После того как я объявил нашему представительству иностранных дел, что мнения двора, при котором я нахожусь, полностью согласуются с мнениями берлинского двора, то не преминул, что было вполне естественно, сообщить также и о тех замечаниях, которые мне тогда же передали в Амстердаме, по поводу досадных последствий, которые будет иметь для Польши уступка Торуня и Гданьска. Докладная записка, которую мне передали в связи с этим, была толково составлена. Там содержались разумные и верные замечания, но в каждой фразе звучало противодействие прусской системе и подчеркнуто пристрастное отношение к ней.
Я не знал, какое впечатление произведет эта докладная записка в Варшаве, но я обязан был довести ее до сведения нашего представительства, тем более что она была подписана многими известными и богатыми коммерсантами, которые часто вступали в торговые отношения с Польшей».
«В начале сентября курьер доставил мне новость о подписании в Вареле мира между Швецией и Россией. Переговоры было поручено вести Армфельдту и Игельстрому, и они же подписали договор 14 августа 1790 года. Мне поручили прозондировать, какое впечатление эта новость произвела в Гааге. Нет необходимости говорить, что англо-прусская лига была безмерно этим разочарована. Впрочем, зная характер шведского короля, все же надеялись подтолкнуть его к новым враждебным действиям против России».
«Возможно, эти надежды и оправдались бы, если бы не были подписаны предварительные мирные соглашения между Россией и Турцией в Галаце, а затем – мирный договор в Яссах, что вынудило его отказаться от новых подобных попыток. К тому же, развитие революционных событий во Франции отвратило его от всяких намерений против России, чтобы помочь ей стать одной из главных сил в Европе, противостоящих Франции».

## Предоставленные записи
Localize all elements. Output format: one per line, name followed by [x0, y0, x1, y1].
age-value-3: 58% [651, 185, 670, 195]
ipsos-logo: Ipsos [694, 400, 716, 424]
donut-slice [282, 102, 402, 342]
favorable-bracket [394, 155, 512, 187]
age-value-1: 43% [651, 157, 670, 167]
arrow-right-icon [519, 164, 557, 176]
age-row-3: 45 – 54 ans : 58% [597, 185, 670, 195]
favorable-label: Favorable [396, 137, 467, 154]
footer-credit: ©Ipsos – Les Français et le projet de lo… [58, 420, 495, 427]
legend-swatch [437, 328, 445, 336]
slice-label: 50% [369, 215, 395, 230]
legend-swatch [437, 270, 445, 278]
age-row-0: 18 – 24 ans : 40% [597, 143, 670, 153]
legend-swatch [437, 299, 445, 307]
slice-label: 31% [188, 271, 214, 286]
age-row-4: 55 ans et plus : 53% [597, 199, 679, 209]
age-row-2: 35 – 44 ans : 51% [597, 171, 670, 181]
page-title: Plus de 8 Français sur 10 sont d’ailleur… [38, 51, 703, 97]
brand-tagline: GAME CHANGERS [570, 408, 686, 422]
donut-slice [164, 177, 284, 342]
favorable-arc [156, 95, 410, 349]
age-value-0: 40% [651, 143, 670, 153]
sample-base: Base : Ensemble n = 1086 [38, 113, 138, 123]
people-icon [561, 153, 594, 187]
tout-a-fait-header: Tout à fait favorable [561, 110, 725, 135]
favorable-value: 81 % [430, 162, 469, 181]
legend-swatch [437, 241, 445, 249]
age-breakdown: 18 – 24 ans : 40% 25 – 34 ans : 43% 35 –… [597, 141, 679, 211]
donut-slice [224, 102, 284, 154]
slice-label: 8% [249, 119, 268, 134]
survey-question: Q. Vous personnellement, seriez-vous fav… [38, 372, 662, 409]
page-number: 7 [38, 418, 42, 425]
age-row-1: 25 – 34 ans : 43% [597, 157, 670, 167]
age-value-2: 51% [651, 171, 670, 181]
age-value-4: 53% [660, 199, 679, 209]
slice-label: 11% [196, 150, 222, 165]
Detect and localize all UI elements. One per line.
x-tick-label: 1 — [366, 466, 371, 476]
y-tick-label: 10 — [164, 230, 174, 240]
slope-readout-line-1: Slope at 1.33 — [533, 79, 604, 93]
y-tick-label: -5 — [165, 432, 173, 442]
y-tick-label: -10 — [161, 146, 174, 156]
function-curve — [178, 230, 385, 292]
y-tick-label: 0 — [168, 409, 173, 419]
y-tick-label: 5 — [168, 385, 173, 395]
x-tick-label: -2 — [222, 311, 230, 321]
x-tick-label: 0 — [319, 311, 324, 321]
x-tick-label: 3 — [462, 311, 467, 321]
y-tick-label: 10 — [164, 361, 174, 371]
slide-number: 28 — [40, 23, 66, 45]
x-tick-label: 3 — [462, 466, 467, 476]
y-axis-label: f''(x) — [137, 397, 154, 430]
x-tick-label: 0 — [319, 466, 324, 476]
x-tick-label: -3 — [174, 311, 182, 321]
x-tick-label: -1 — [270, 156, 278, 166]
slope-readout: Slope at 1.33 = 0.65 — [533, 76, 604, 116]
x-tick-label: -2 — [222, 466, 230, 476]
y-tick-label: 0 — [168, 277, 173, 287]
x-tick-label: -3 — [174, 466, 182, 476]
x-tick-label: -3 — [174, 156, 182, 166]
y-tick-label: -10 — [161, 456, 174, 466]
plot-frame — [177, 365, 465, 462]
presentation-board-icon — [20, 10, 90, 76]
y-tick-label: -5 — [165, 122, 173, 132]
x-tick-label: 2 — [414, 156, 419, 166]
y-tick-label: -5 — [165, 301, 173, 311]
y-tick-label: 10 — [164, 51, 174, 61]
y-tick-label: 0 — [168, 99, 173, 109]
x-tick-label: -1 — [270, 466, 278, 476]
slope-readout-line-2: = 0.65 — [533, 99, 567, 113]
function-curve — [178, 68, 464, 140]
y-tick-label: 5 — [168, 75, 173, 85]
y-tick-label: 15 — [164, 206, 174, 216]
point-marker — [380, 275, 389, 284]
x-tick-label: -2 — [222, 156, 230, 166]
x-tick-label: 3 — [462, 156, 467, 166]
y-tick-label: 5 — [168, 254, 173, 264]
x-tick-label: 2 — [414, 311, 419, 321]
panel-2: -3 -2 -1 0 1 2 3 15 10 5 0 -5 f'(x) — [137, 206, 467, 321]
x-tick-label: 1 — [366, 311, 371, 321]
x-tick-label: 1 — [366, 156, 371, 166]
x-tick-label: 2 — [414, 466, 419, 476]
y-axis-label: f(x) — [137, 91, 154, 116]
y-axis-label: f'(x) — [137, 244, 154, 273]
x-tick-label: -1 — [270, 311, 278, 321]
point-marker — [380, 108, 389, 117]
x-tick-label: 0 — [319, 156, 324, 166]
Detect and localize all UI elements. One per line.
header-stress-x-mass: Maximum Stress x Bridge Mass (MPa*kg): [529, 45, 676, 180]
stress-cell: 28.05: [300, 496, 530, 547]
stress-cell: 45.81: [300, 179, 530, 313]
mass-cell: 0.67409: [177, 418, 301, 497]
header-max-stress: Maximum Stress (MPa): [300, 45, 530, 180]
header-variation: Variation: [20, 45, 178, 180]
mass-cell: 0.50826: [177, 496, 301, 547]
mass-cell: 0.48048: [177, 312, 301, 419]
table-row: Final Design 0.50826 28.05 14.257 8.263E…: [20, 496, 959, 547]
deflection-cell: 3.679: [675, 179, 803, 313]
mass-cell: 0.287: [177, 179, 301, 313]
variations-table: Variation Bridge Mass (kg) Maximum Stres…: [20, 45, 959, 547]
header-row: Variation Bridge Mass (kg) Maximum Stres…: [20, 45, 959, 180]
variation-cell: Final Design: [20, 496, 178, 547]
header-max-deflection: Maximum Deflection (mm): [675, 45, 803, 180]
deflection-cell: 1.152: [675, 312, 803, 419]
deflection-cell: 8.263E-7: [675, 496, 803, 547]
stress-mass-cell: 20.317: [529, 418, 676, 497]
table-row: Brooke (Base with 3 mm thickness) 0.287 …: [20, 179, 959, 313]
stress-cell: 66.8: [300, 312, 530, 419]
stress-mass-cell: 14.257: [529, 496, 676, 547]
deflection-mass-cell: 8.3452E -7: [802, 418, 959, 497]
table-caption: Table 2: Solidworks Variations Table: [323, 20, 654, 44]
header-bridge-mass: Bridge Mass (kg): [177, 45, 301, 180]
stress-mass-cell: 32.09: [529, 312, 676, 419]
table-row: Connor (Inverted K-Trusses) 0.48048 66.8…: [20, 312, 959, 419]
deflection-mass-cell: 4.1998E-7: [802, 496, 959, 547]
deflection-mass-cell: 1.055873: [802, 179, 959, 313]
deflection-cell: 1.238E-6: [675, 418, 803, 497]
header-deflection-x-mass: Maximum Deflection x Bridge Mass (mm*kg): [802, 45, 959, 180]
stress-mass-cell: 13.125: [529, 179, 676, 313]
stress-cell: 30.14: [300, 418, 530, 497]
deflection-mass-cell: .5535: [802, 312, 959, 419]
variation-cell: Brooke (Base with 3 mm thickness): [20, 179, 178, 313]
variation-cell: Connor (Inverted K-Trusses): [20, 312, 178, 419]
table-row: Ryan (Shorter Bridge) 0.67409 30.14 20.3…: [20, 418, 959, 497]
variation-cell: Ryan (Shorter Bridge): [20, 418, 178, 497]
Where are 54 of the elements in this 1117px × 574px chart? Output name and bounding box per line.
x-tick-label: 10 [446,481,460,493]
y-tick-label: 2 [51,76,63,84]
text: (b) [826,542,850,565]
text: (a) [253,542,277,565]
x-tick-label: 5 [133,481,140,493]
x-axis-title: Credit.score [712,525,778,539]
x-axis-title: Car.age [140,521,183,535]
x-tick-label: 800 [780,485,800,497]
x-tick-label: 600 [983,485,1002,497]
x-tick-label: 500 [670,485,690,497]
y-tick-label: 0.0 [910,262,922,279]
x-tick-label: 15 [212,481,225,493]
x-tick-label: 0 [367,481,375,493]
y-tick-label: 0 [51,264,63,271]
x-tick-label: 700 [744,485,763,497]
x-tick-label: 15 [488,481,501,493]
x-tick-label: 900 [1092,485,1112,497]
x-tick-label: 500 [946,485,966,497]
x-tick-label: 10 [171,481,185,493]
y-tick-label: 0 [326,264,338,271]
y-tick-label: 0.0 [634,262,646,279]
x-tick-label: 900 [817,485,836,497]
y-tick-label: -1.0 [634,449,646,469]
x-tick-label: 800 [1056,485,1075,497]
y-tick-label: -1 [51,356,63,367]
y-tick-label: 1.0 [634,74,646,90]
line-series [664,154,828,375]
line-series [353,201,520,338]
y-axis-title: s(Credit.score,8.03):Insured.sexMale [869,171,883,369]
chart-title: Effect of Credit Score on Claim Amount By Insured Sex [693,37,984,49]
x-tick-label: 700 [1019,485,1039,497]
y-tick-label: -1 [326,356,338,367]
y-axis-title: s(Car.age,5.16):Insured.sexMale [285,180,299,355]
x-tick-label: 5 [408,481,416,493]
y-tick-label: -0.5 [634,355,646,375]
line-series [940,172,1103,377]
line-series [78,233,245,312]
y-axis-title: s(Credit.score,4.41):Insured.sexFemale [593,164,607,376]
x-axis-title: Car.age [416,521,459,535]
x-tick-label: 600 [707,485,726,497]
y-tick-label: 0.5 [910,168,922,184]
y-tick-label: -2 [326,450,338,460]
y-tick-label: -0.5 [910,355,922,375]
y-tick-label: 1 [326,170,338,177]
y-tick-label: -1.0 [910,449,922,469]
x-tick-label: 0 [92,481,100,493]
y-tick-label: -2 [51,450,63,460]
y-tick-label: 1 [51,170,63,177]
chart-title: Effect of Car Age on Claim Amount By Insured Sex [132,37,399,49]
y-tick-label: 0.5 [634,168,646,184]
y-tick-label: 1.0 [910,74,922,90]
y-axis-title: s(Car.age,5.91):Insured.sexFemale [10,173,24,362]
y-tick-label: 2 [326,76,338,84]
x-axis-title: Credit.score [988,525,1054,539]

## Список заданий
• 1. Найдите в записях все строки со словом «Inverted» и перепишите каждую. Регистр букв учитывается.
• 2. Напишите следующую часть отрывка о дипломатических событиях 1790 года, начав сразу после его последнего предложения.

## Результаты выполнения
• 1.
table-row: Connor (Inverted K-Trusses) 0.48048 66.8…: [20, 312, 959, 419]
variation-cell: Connor (Inverted K-Trusses): [20, 312, 178, 419]

• 2.
«…Не имея более ничего значительного сообщить представительству о ситуации в Голландии, которая была покорена прусским королем и подчинена Англии и потому действовала исключительно по указке этих двух дворов, я старался в своей корреспонденции приводить интересные детали обо всем, что происходило во Франции и Нидерландах. Не было практически ни одного дня, когда до нас не доходили бы известия из Брюсселя и Парижа».
«Дворянство, духовенство, демократы и демагоги – все были недовольны и мечтали избавиться от австрийского ига, но при этом не могли согласовать свои позиции, действовать по одним и тем же принципам и образовать единую партию, которая могла хотя бы на некоторое время устоять. Австрийский император Иосиф II сам вызвал эту революцию, потеряв доверие брабантцев и фламандцев – из-за своего намерения обменять бельгийские области на Баварию. Он вызвал возмущение жителей этих провинций, разрушив их крепости, уничтожив их привилегии, отменив их сеньоральные права».
«Желая принудить католиков, с их-то чувством превосходства и предрассудками, к терпимости по отношению к иноверцам, он учреждал светские школы без духовенства, пытался предоставить нации некую видимость свободы и в то же время укреплял на деле власть и авторитет монарха.
Иосиф II, втянутый в войну с турками, обеспокоенный положением в своих венгерских владениях, опасающийся англо-прусского союза, не осмеливался, да и не мог послать достаточно войск, чтобы утихомирить волнения в Нидерландах».
«Леопольд, будучи в лучшем положении, дал себе труд лишь послать туда некоторое количество войск. Все произошло, как должно было произойти, – и гораздо раньше, чем на это можно было рассчитывать. Гусарское подразделение заняло столицу. Я могу засвидетельствовать, что, направляясь в Лондон, по случайному совпадению прибыл в Анвер (французкое название города Антве́рпен) буквально за пару часов до того, как туда вошли австрийцы: они захватили его двумя десятками солдат инфантерии. Легкость, с которой было покончено с этой революцией, оказалась губительной для тех, кто вообразил себе, что так же будет и с французской революцией».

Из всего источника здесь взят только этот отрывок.